Task input:
■ ■ ■

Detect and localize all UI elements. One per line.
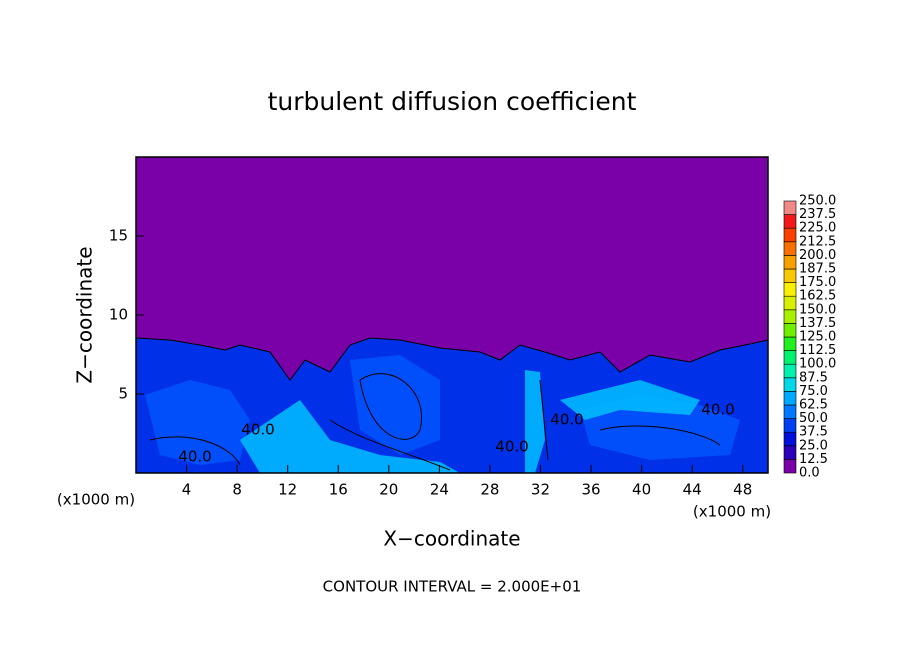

■ ■ ■

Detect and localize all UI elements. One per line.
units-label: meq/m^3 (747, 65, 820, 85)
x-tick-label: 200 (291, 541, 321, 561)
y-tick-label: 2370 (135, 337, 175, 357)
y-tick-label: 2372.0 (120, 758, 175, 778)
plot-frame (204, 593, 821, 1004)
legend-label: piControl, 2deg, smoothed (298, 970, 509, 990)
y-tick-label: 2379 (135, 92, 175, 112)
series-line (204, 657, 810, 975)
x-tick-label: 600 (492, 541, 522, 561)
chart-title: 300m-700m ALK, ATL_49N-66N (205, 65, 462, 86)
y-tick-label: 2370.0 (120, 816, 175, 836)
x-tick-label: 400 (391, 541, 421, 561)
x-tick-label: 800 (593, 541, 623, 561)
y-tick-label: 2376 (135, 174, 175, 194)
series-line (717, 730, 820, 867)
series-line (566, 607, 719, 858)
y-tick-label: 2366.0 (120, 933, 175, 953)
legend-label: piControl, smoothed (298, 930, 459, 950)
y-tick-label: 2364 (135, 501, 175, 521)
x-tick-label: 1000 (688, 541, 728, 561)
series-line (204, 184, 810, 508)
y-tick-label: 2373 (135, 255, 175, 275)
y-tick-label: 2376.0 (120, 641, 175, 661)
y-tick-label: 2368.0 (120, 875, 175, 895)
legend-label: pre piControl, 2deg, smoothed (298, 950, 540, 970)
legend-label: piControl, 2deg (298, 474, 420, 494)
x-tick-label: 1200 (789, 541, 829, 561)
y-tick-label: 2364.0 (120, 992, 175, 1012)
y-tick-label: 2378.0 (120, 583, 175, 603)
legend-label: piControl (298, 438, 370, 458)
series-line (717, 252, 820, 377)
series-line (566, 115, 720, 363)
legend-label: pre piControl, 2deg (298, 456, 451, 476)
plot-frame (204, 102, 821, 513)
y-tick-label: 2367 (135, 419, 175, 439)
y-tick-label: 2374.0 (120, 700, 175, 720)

■ ■ ■

Requirement: Count the lines in the data that contain the string "piControl", with case counting, and give only the number.

Final answer: 6